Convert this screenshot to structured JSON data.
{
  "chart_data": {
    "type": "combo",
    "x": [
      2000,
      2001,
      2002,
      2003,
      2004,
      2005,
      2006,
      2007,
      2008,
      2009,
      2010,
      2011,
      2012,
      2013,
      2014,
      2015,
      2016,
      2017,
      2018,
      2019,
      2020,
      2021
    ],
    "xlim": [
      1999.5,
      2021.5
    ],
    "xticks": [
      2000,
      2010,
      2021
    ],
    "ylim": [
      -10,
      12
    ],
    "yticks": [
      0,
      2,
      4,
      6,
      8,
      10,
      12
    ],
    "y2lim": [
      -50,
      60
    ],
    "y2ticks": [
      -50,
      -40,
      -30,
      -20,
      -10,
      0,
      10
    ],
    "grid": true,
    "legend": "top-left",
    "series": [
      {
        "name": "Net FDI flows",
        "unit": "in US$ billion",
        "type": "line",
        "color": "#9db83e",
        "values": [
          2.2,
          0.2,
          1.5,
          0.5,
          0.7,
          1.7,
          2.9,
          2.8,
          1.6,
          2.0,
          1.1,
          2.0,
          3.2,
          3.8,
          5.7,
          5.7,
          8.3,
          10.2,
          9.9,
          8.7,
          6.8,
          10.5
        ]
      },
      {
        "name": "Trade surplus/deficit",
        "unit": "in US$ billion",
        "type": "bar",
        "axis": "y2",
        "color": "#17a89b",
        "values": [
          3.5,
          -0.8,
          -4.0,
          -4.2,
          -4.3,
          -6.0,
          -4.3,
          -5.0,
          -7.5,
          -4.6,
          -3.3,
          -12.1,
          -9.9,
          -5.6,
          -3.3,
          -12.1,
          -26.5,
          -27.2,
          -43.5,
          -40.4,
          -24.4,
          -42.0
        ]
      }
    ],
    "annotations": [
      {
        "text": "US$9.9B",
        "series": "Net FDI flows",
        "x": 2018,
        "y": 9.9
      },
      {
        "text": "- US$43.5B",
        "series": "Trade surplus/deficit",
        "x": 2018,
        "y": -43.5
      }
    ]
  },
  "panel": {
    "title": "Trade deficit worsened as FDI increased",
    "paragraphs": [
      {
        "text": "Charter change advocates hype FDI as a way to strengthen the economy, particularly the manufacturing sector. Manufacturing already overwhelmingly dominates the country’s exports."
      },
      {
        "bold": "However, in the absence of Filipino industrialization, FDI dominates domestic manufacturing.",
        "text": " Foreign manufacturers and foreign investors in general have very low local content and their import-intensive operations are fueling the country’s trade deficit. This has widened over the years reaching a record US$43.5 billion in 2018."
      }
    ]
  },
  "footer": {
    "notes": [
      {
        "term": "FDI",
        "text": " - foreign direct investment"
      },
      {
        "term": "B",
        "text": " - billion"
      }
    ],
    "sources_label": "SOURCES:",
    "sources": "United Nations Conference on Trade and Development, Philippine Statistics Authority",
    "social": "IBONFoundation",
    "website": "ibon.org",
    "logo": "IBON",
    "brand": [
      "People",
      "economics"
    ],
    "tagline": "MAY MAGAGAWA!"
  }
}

----

List all lines holding the string "manufacturing".

Output for this task:
        "text": "Charter change advocates hype FDI as a way to strengthen the economy, particularly the manufacturing sector. Manufacturing already overwhelmingly dominates the country’s exports."
        "bold": "However, in the absence of Filipino industrialization, FDI dominates domestic manufacturing.",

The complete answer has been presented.